** START OF Source text **

It’s amazing how many folks building new websites, or printing brochures, don’t think to invest as much in written content as design.

A professional web designer is a no-brainer, while copy is something that can be cobbled together in-house. Or bought at rock-bottom prices from content writers that charge so little, it’s clear that even they think their work is not worthy.

While there are many business owners and brands that believe quality copy is one of the cornerstones of marketing and turning over profit, it is often undervalued or overlooked.

I’ve had business owners ask me: “What is copywriting anyway?” Or people on Twitter ask me to help with a copyright issue. Because of this befuddlement, I thought I’d go back to basics and explain what copywriting is… and why extraordinary words matter.

Copywriting for businesses is an art, in my opinion. It’s the copywriter’s job to take the client’s brief, which is probably underpinned by a commercial motive, and keep it firmly in mind. The copywriter then puts the audience the client wants to reach onto the analyst’s couch. Understanding their mindset and motivation is crucial to writing copy that grips them and moves them to take action. Writing for business and brands is like treading a tightrope between commercial and compelling. The client’s messages are packaged in an appetising way for the desired audience.

A good copywriter has objectivity that’s hard to find when you’re immersed in your own enterprise. Look to them to say what you want to say, only better and more concisely. It’s hard to keep brevity as a rule when you’re passionate about every minute detail of your offering. A trusted copywriter can help you structure your communications and pick out the points that have the strongest news value.

** END OF Source text **

Written task 1 -> Decide whether each statement below agrees with the passage on copywriting, answering yes or no and quoting the words of the passage that settle it. (a) The writer has been asked on Twitter for help with a copyright issue. (b) The passage calls copywriting for businesses a science. (c) The passage says a good copywriter lacks objectivity.
Written task 2 -> Pick up the passage on copywriting after its final sentence and keep writing it.

** START OF Provided information **

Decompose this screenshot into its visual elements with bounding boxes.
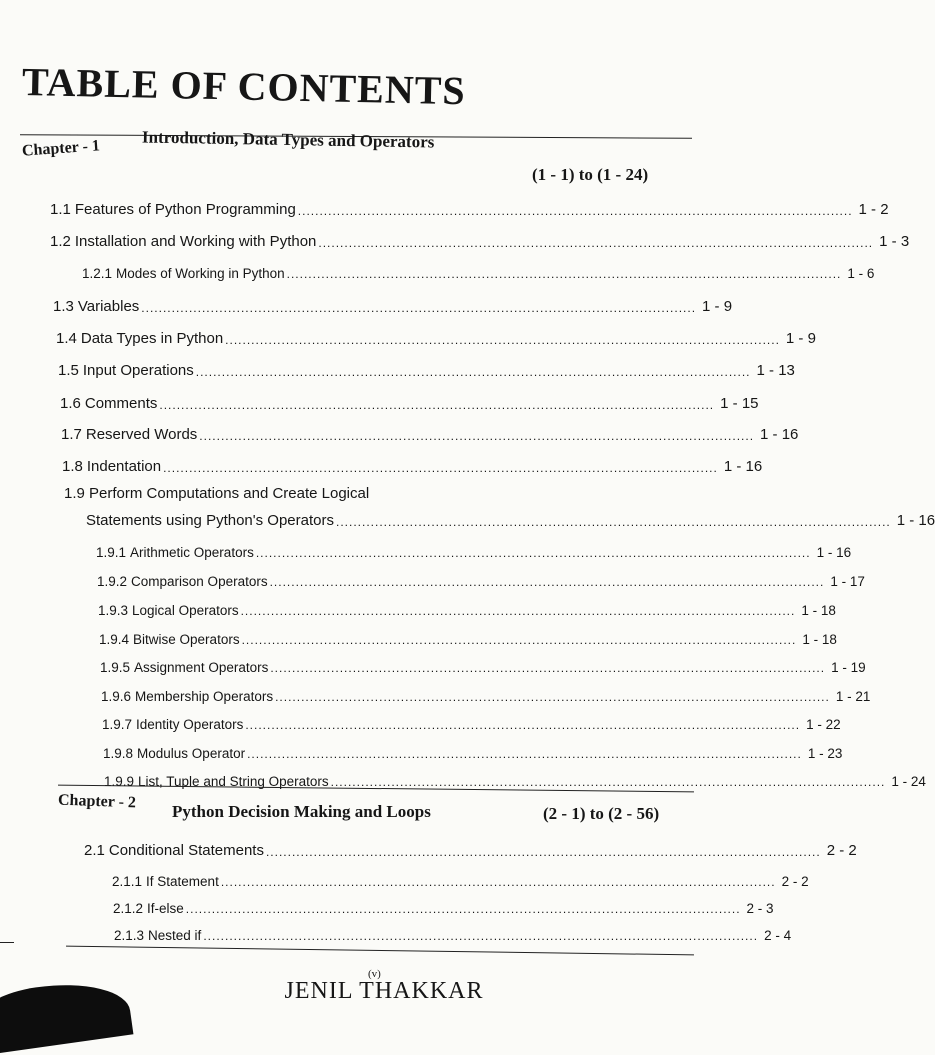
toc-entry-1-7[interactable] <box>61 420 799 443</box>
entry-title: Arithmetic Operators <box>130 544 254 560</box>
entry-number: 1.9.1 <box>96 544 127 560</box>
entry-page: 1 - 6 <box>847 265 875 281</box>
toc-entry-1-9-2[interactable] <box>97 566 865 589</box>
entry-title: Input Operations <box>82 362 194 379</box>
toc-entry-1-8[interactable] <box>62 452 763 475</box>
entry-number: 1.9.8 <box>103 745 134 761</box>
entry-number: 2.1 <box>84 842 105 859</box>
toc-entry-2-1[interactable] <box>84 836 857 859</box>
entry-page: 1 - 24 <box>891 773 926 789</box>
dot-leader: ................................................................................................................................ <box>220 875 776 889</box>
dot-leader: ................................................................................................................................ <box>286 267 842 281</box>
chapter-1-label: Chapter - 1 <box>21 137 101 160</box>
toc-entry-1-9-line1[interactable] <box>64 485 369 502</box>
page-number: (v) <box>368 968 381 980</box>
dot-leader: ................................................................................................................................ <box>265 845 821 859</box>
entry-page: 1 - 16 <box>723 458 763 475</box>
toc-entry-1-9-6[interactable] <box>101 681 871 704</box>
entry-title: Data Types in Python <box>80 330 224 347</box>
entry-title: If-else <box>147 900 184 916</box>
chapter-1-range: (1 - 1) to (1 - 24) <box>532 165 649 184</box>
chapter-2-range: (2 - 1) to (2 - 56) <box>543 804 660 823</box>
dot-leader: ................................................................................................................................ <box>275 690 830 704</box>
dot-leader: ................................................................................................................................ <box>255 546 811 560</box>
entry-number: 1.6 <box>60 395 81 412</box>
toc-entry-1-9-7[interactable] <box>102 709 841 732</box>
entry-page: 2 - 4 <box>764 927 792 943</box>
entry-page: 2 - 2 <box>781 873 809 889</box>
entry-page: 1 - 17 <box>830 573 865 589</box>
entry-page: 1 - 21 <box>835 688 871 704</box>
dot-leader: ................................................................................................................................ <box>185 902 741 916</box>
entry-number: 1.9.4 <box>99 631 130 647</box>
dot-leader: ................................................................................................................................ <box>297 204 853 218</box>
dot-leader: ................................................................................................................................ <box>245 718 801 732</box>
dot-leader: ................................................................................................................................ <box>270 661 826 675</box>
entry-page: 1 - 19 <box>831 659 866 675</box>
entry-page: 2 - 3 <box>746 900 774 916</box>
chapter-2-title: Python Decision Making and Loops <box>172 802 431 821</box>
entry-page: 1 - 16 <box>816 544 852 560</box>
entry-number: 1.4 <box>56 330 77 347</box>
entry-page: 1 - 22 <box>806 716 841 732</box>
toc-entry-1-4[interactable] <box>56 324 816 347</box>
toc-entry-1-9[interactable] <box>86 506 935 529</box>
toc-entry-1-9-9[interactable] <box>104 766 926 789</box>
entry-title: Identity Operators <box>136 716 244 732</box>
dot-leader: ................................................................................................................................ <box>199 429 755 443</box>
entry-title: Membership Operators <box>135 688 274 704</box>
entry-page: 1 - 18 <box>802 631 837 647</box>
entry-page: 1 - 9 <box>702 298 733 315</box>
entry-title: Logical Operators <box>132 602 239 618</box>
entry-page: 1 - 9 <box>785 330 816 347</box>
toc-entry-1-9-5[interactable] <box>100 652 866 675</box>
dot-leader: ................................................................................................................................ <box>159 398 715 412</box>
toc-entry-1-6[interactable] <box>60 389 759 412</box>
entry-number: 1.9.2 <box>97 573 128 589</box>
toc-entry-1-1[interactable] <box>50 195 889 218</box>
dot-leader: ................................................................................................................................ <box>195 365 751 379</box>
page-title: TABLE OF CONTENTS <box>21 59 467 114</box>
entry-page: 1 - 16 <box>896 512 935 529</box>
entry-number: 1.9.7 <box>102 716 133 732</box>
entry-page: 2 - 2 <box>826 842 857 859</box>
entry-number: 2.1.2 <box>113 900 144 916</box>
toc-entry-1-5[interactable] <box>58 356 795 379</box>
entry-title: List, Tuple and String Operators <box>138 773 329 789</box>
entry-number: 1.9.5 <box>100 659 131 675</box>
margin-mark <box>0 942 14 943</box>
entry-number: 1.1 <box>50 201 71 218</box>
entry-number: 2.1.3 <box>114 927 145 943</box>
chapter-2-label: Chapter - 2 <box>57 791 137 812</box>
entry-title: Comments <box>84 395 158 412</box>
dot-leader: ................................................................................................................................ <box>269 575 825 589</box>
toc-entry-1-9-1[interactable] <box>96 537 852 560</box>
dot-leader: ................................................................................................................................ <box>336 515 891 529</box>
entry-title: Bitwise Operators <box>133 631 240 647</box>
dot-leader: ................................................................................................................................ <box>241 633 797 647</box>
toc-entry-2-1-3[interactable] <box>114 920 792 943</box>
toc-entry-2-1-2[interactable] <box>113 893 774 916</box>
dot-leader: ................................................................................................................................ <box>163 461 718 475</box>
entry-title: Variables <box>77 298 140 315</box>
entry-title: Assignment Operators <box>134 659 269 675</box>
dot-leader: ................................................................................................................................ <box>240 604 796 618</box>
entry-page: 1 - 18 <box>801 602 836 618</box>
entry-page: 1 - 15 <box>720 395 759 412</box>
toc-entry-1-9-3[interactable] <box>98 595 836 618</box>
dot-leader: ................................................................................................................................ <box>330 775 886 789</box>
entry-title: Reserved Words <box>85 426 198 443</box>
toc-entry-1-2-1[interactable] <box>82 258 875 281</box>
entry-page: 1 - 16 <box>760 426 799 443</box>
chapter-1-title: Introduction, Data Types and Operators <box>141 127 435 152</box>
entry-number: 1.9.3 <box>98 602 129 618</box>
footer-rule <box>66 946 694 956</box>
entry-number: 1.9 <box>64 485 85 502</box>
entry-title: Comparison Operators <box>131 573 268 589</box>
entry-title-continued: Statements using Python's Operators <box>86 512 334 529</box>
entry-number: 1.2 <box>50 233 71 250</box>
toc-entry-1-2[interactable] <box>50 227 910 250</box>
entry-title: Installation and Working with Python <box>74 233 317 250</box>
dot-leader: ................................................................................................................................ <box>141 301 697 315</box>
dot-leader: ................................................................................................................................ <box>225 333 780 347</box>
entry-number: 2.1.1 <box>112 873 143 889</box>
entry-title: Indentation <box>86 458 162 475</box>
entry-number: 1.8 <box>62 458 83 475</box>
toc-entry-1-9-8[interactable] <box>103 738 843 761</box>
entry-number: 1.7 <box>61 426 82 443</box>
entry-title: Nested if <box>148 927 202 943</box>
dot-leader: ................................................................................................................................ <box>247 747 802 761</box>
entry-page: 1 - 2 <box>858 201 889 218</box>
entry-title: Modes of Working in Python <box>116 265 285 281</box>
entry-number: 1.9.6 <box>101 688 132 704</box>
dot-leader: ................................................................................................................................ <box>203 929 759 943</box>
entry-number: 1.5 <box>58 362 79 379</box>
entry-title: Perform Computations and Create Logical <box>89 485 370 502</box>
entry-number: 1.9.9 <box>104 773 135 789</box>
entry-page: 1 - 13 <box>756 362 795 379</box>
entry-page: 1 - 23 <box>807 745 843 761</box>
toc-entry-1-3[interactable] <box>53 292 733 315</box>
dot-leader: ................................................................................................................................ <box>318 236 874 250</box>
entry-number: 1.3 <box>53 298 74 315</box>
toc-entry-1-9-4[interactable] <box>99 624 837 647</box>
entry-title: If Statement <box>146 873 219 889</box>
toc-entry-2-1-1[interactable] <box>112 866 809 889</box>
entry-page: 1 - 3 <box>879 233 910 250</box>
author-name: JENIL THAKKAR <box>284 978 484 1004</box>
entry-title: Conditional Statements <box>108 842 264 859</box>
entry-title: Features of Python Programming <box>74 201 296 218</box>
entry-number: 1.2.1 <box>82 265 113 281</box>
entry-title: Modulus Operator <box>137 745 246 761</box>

** END OF Provided information **
** START OF Provided information **

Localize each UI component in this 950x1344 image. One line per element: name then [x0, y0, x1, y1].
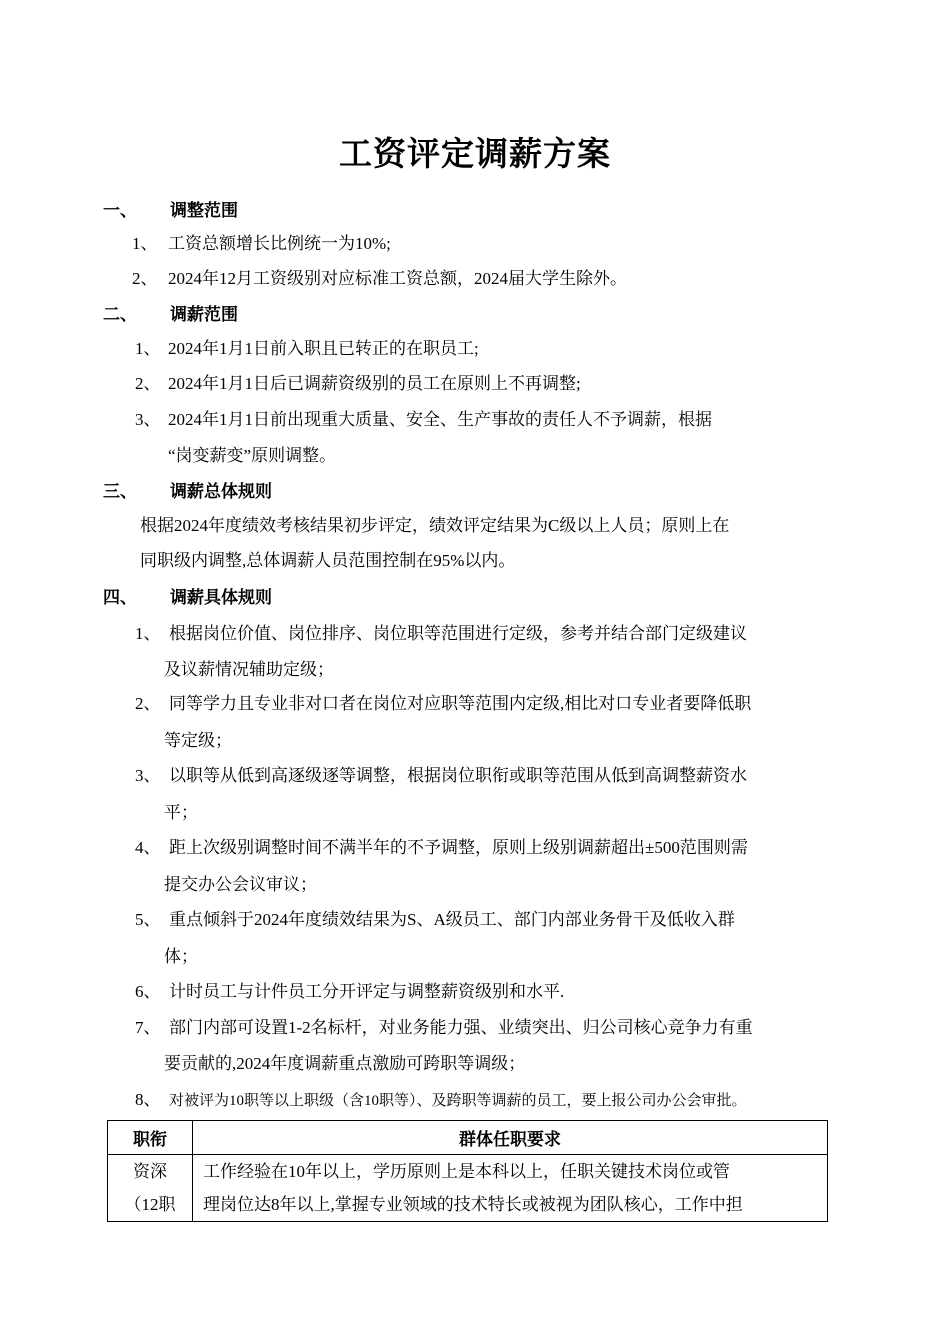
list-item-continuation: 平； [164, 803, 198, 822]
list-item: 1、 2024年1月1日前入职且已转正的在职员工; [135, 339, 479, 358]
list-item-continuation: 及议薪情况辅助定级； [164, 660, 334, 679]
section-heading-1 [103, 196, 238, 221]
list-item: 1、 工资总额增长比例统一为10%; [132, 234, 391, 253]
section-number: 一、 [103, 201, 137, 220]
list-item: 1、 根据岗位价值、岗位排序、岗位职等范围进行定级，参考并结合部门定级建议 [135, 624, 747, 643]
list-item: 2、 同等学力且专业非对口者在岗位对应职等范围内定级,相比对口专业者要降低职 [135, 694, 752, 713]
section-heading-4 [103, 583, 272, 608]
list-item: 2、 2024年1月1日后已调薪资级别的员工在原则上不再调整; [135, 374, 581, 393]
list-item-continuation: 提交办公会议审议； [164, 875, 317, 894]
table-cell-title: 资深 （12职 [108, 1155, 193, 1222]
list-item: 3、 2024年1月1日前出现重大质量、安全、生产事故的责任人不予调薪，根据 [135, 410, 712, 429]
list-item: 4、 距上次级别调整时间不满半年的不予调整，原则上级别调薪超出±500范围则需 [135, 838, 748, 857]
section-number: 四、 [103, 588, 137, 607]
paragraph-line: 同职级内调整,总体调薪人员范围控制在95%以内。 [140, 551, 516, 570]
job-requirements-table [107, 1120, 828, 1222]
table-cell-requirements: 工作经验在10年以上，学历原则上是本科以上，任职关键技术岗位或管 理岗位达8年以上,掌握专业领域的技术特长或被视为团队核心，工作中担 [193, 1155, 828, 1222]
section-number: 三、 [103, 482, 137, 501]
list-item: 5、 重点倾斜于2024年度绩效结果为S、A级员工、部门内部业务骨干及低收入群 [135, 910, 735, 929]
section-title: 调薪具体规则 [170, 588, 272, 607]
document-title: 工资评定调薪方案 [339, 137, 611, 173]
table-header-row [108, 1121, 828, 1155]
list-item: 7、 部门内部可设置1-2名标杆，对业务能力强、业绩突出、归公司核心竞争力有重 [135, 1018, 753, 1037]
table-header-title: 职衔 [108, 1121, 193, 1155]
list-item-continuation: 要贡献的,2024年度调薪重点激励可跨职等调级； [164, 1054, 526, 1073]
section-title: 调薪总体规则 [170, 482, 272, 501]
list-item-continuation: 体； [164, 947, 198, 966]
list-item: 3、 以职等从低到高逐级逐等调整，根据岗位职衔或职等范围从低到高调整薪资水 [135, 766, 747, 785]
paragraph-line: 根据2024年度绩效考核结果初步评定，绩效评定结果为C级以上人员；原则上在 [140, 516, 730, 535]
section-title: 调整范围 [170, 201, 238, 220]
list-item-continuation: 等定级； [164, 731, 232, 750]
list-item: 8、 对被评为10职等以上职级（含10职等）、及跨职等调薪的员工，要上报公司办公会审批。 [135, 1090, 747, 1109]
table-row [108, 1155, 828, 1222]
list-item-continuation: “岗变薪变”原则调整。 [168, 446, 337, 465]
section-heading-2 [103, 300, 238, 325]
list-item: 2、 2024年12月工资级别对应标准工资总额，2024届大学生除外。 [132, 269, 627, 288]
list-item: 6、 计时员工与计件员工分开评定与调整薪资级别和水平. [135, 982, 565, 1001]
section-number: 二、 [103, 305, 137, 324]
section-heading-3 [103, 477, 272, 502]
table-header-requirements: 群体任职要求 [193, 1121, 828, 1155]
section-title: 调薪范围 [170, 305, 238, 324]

** END OF Provided information **
** START OF Provided information **

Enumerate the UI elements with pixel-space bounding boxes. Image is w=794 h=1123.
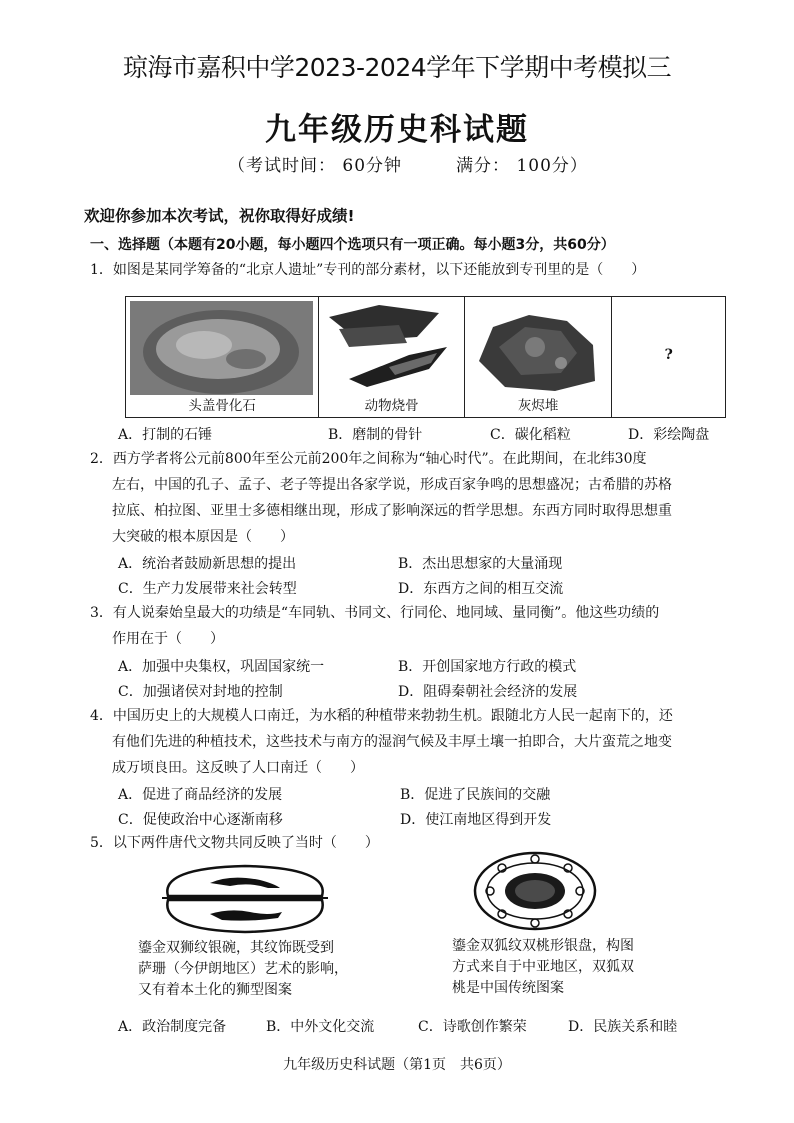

** END OF Provided information **

Task answer 1 ->
(a) Yes: "Or people on Twitter ask me to help with a copyright issue."
(b) No: "Copywriting for businesses is an art, in my opinion."
(c) No: "A good copywriter has objectivity that’s hard to find when you’re immersed in your own enterprise."

Task answer 2 ->
Quality copy is effortless to read. It makes you nod and smile, it stirs thoughts, it draws out empathy — and it makes you want to share it. In this age of social media, isn’t that something worth shooting for? Your blog, your articles, your social content, taken by your readers to a new audience. They won’t do that if your copy bores them and stops their reading in its tracks.

Copy written with skill, charm and humour gives your business a personality. Where would Boden and Innocent be without their instantly recognisable “Voice”? It’s all down to the affable and witty copy of skilled writers who have built a persona and story for these brands.

Investing in well-written words for communications, online and offline, gives you the professional edge. People take you seriously. You have an identity. You don’t blend into the cut-and-paste background. You have standout from the competition. You look like a player.

You have so little time to make a good impression. You can’t do it when your power of speech, or writing, lets you down. That’s why you need a copywriter that you can trust.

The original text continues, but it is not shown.